#### [Records to use]
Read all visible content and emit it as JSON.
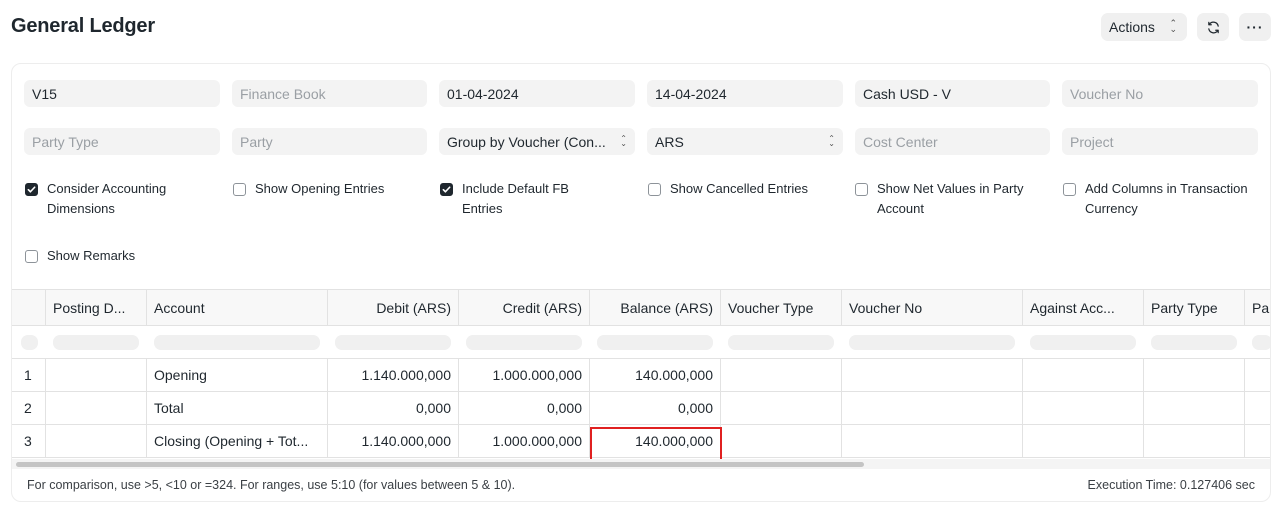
{
  "page": {
    "title": "General Ledger",
    "actions_label": "Actions",
    "more_label": "···"
  },
  "filters": {
    "row1": [
      {
        "key": "company",
        "value": "V15",
        "placeholder": ""
      },
      {
        "key": "finance_book",
        "value": "",
        "placeholder": "Finance Book"
      },
      {
        "key": "from_date",
        "value": "01-04-2024",
        "placeholder": ""
      },
      {
        "key": "to_date",
        "value": "14-04-2024",
        "placeholder": ""
      },
      {
        "key": "account",
        "value": "Cash USD - V",
        "placeholder": ""
      },
      {
        "key": "voucher_no",
        "value": "",
        "placeholder": "Voucher No"
      }
    ],
    "row2": [
      {
        "key": "party_type",
        "value": "",
        "placeholder": "Party Type"
      },
      {
        "key": "party",
        "value": "",
        "placeholder": "Party"
      },
      {
        "key": "group_by",
        "value": "Group by Voucher (Con...",
        "placeholder": ""
      },
      {
        "key": "currency",
        "value": "ARS",
        "placeholder": ""
      },
      {
        "key": "cost_center",
        "value": "",
        "placeholder": "Cost Center"
      },
      {
        "key": "project",
        "value": "",
        "placeholder": "Project"
      }
    ],
    "checkboxes": [
      {
        "label": "Consider Accounting Dimensions",
        "checked": true
      },
      {
        "label": "Show Opening Entries",
        "checked": false
      },
      {
        "label": "Include Default FB Entries",
        "checked": true
      },
      {
        "label": "Show Cancelled Entries",
        "checked": false
      },
      {
        "label": "Show Net Values in Party Account",
        "checked": false
      },
      {
        "label": "Add Columns in Transaction Currency",
        "checked": false
      },
      {
        "label": "Show Remarks",
        "checked": false
      }
    ]
  },
  "table": {
    "columns": [
      "Posting D...",
      "Account",
      "Debit (ARS)",
      "Credit (ARS)",
      "Balance (ARS)",
      "Voucher Type",
      "Voucher No",
      "Against Acc...",
      "Party Type",
      "Pa"
    ],
    "rows": [
      {
        "num": "1",
        "account": "Opening",
        "debit": "1.140.000,000",
        "credit": "1.000.000,000",
        "balance": "140.000,000"
      },
      {
        "num": "2",
        "account": "Total",
        "debit": "0,000",
        "credit": "0,000",
        "balance": "0,000"
      },
      {
        "num": "3",
        "account": "Closing (Opening + Tot...",
        "debit": "1.140.000,000",
        "credit": "1.000.000,000",
        "balance": "140.000,000"
      }
    ]
  },
  "footer": {
    "hint": "For comparison, use >5, <10 or =324. For ranges, use 5:10 (for values between 5 & 10).",
    "execution_time": "Execution Time: 0.127406 sec"
  },
  "colors": {
    "highlight": "#e02020"
  }
}
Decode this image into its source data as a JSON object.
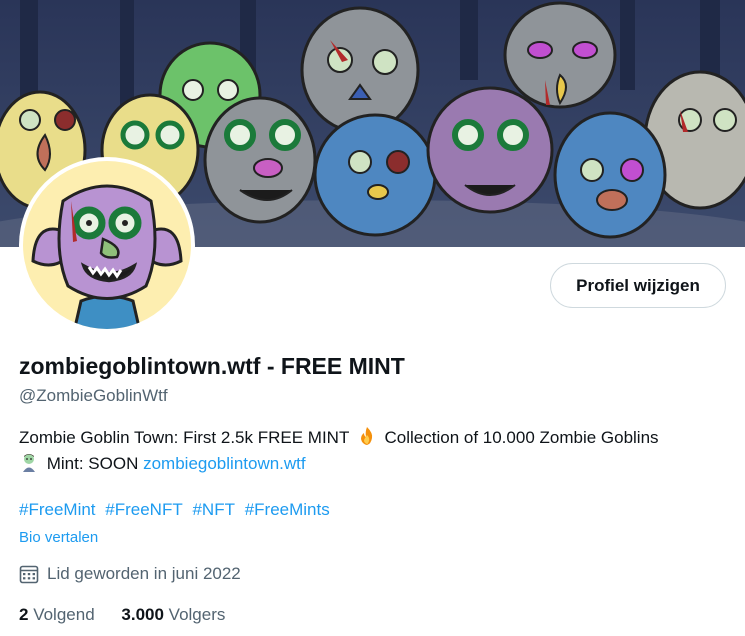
{
  "profile": {
    "display_name": "zombiegoblintown.wtf - FREE MINT",
    "handle": "@ZombieGoblinWtf",
    "edit_button_label": "Profiel wijzigen",
    "bio_line1": "Zombie Goblin Town: First 2.5k FREE MINT",
    "bio_line1_end": "Collection of 10.000 Zombie Goblins",
    "bio_line2": "Mint: SOON",
    "bio_link": "zombiegoblintown.wtf",
    "hashtags": [
      "#FreeMint",
      "#FreeNFT",
      "#NFT",
      "#FreeMints"
    ],
    "translate_label": "Bio vertalen",
    "joined_text": "Lid geworden in juni 2022",
    "following_count": "2",
    "following_label": "Volgend",
    "followers_count": "3.000",
    "followers_label": "Volgers"
  },
  "icons": {
    "emoji1": "fire-emoji",
    "emoji2": "zombie-emoji",
    "joined": "calendar-icon"
  },
  "colors": {
    "link": "#1d9bf0",
    "secondary_text": "#536471",
    "avatar_background": "#fdeeb0",
    "banner_background": "#2c3a5c"
  }
}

#### [Problem to work on]
Check every line for "zombiegoblintown" and show the ones that have it.

#### [Result]
    "display_name": "zombiegoblintown.wtf - FREE MINT",
    "bio_link": "zombiegoblintown.wtf",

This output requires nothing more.